YOUR TASK.
The answer is one number: how many lines in the data below hold "Model".
□ □ □ □
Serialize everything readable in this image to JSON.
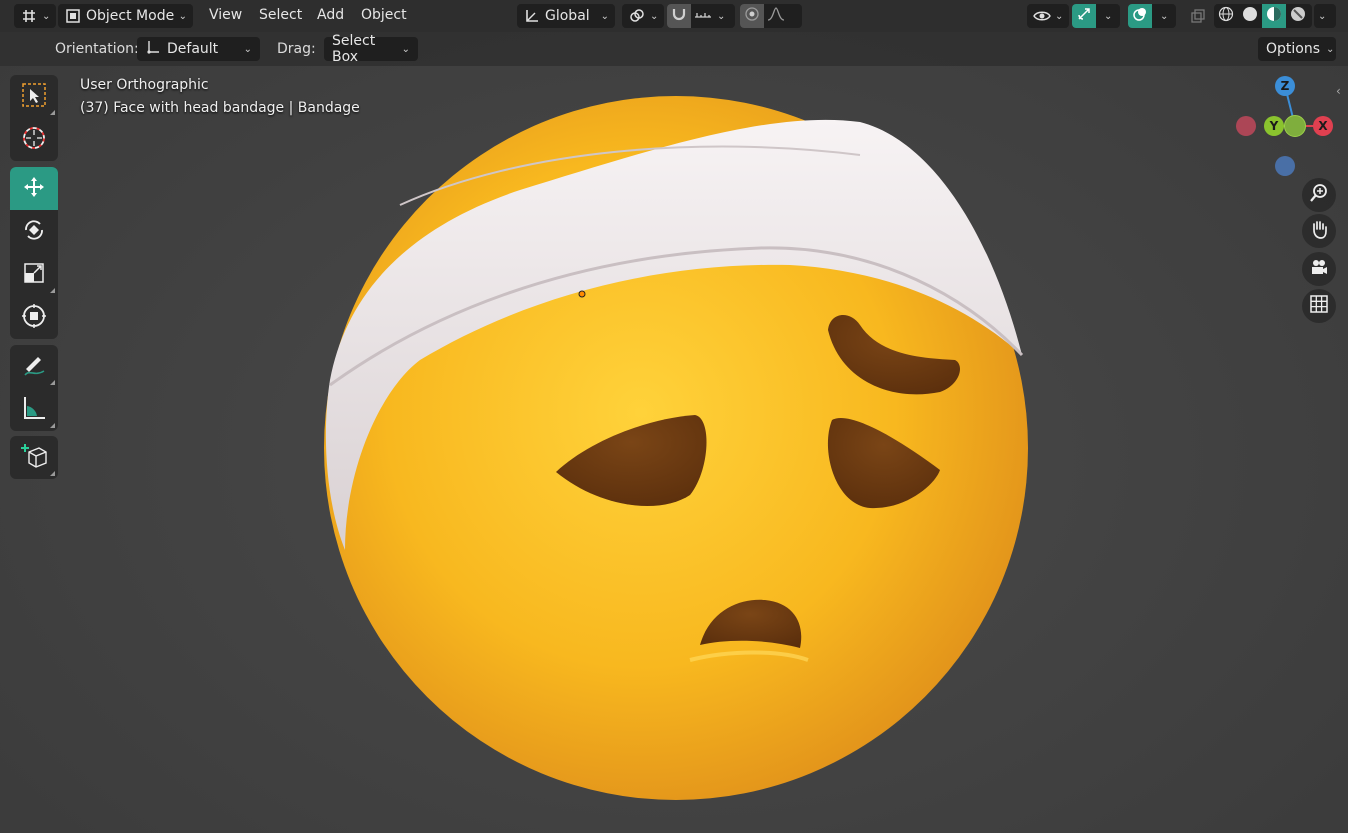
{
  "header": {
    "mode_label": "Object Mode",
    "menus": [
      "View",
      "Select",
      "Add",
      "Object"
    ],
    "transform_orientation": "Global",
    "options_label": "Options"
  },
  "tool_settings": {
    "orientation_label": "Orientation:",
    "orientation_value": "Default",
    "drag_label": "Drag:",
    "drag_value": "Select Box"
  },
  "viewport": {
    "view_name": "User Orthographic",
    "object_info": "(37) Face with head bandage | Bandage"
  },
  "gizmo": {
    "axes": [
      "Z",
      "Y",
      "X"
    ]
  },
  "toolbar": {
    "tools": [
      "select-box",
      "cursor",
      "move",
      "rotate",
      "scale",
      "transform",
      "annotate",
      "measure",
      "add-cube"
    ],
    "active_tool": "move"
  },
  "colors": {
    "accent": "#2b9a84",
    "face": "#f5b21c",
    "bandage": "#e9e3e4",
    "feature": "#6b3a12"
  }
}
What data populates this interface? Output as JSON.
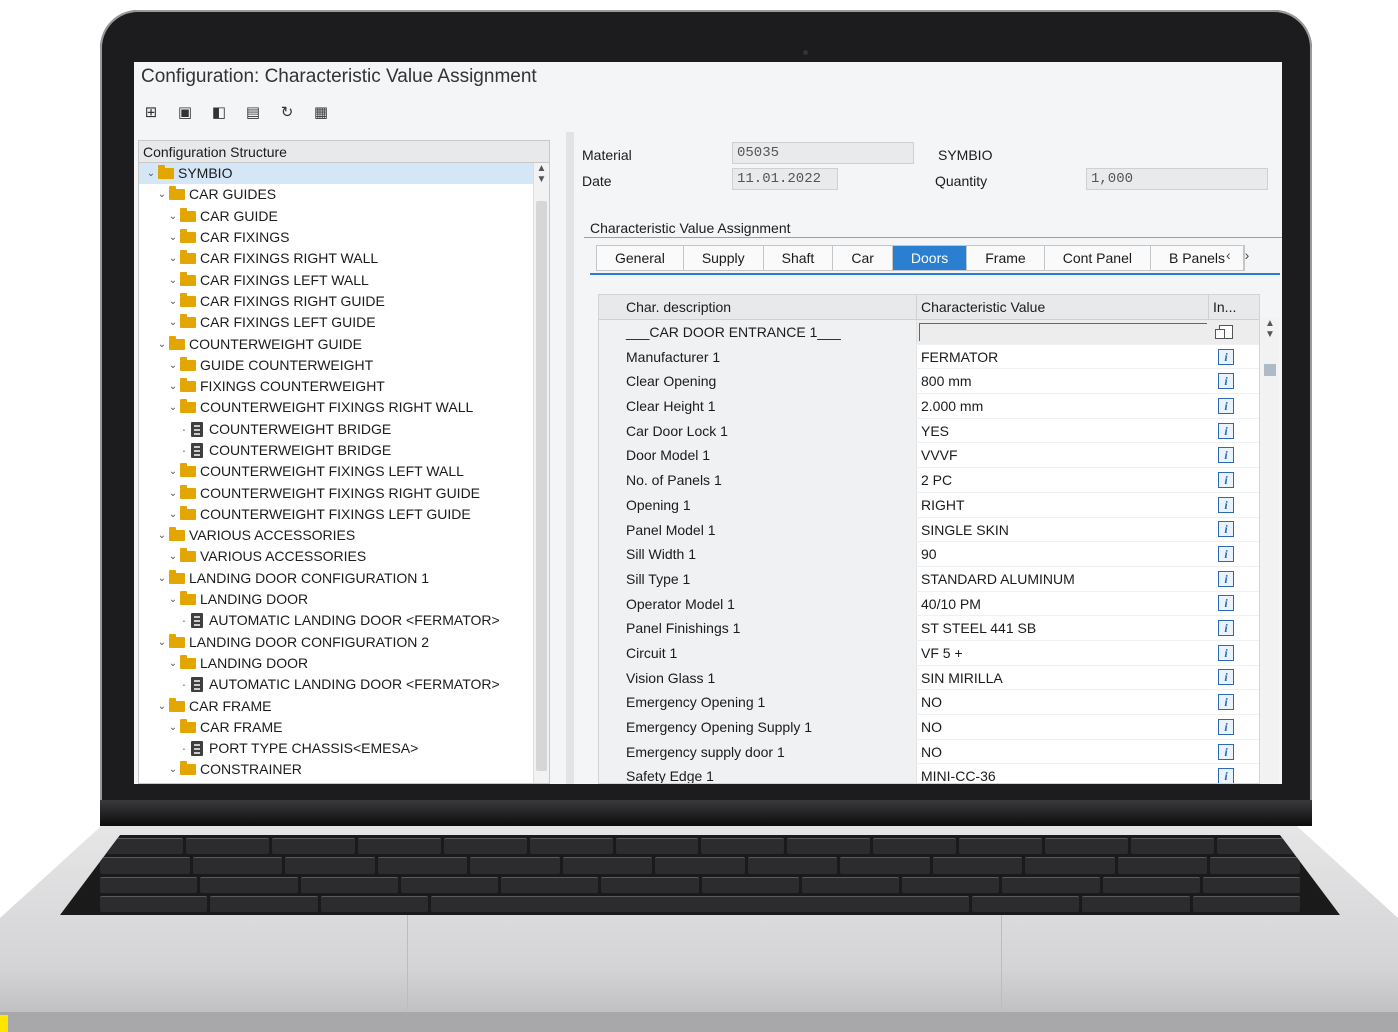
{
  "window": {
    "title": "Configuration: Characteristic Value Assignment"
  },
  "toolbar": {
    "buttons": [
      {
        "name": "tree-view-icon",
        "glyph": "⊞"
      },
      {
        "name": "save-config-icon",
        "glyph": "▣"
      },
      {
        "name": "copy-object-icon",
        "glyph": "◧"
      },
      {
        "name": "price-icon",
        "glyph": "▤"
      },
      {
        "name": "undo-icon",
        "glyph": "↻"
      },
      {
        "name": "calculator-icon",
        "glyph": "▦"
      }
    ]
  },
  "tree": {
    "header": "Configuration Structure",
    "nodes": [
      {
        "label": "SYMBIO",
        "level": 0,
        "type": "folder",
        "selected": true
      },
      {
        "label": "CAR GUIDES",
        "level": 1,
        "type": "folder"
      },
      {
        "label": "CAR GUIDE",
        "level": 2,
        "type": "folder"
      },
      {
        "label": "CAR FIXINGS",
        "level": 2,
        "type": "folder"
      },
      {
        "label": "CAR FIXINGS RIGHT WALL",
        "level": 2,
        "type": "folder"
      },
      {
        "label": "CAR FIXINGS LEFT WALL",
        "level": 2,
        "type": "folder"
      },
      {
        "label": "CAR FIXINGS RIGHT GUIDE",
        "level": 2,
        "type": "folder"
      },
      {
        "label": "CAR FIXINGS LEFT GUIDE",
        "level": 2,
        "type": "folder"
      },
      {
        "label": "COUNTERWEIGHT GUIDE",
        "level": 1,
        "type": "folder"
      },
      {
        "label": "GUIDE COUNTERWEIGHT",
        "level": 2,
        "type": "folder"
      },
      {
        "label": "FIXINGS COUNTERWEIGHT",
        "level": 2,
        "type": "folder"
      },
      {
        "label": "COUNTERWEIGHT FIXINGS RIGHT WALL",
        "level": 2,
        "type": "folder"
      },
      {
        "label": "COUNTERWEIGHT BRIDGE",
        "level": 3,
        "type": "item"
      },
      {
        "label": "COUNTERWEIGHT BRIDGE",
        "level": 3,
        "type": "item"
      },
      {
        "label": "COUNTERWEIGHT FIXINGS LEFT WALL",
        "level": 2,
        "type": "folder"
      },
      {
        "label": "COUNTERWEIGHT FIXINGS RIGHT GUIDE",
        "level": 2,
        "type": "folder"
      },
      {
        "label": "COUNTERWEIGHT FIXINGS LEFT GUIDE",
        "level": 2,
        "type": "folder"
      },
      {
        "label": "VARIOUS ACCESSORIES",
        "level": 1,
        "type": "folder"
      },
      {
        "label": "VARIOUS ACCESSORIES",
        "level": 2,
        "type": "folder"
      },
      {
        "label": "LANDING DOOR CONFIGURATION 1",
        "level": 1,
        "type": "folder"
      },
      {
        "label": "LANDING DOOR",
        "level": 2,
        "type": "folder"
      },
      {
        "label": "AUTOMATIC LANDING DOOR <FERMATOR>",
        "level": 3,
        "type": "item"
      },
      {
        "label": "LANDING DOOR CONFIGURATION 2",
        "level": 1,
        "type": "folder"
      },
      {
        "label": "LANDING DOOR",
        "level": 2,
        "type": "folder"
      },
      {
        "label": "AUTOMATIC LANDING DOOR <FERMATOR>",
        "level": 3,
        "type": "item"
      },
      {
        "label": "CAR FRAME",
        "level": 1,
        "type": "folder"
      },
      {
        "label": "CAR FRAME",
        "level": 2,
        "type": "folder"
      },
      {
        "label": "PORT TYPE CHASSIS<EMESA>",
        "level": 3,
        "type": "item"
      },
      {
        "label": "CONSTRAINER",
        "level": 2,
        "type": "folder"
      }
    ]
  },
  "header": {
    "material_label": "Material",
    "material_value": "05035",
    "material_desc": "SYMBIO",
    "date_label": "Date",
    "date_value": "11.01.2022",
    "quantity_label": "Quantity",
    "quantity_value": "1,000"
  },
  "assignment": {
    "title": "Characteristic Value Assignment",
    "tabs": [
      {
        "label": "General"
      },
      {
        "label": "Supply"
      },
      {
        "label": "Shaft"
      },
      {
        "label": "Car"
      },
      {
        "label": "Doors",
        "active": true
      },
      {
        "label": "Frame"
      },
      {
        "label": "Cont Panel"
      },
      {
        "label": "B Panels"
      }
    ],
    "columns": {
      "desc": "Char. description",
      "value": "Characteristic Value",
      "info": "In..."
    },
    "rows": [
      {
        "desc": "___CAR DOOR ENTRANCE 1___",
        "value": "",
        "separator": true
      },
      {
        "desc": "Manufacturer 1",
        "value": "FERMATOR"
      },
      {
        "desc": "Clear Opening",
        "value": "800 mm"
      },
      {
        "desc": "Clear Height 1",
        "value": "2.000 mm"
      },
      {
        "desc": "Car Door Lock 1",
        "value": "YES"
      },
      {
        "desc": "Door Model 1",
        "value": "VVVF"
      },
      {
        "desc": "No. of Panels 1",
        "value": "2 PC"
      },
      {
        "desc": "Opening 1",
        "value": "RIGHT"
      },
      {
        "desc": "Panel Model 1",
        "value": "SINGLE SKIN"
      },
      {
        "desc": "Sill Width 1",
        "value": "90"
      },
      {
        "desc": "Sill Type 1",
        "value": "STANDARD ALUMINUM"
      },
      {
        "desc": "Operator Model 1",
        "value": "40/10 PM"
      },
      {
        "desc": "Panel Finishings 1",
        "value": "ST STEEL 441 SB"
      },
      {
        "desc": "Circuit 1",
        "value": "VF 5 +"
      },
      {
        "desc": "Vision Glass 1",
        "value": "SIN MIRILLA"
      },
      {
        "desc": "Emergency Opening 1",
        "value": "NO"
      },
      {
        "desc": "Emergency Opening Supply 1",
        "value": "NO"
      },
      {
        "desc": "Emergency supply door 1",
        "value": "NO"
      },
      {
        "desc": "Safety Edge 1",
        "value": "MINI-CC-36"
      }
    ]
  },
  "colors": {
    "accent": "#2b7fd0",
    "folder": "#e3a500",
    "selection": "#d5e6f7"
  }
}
□ □ □ □
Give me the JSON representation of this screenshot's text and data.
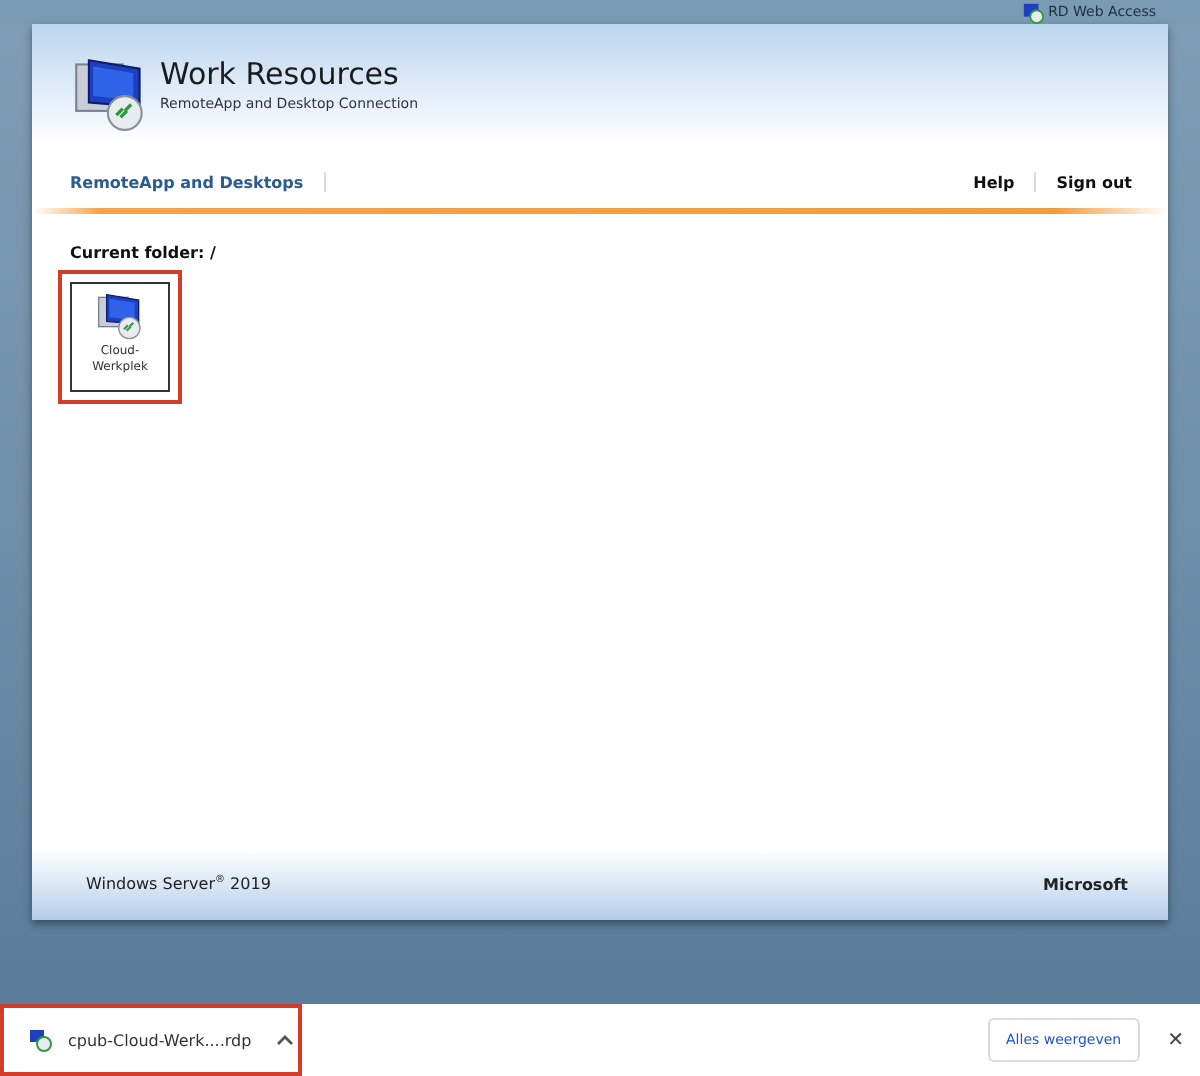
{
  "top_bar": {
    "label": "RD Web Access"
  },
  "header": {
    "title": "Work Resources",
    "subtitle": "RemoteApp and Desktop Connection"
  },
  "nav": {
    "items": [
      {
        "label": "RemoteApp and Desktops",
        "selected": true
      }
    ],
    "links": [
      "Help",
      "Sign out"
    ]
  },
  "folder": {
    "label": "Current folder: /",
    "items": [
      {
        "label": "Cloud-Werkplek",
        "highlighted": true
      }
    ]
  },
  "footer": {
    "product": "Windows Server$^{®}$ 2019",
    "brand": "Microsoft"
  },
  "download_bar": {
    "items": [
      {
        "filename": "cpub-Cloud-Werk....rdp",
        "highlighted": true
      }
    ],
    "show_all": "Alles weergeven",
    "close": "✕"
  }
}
□ □ □ □
SOLUTION FOR THIS PROBLEM.
3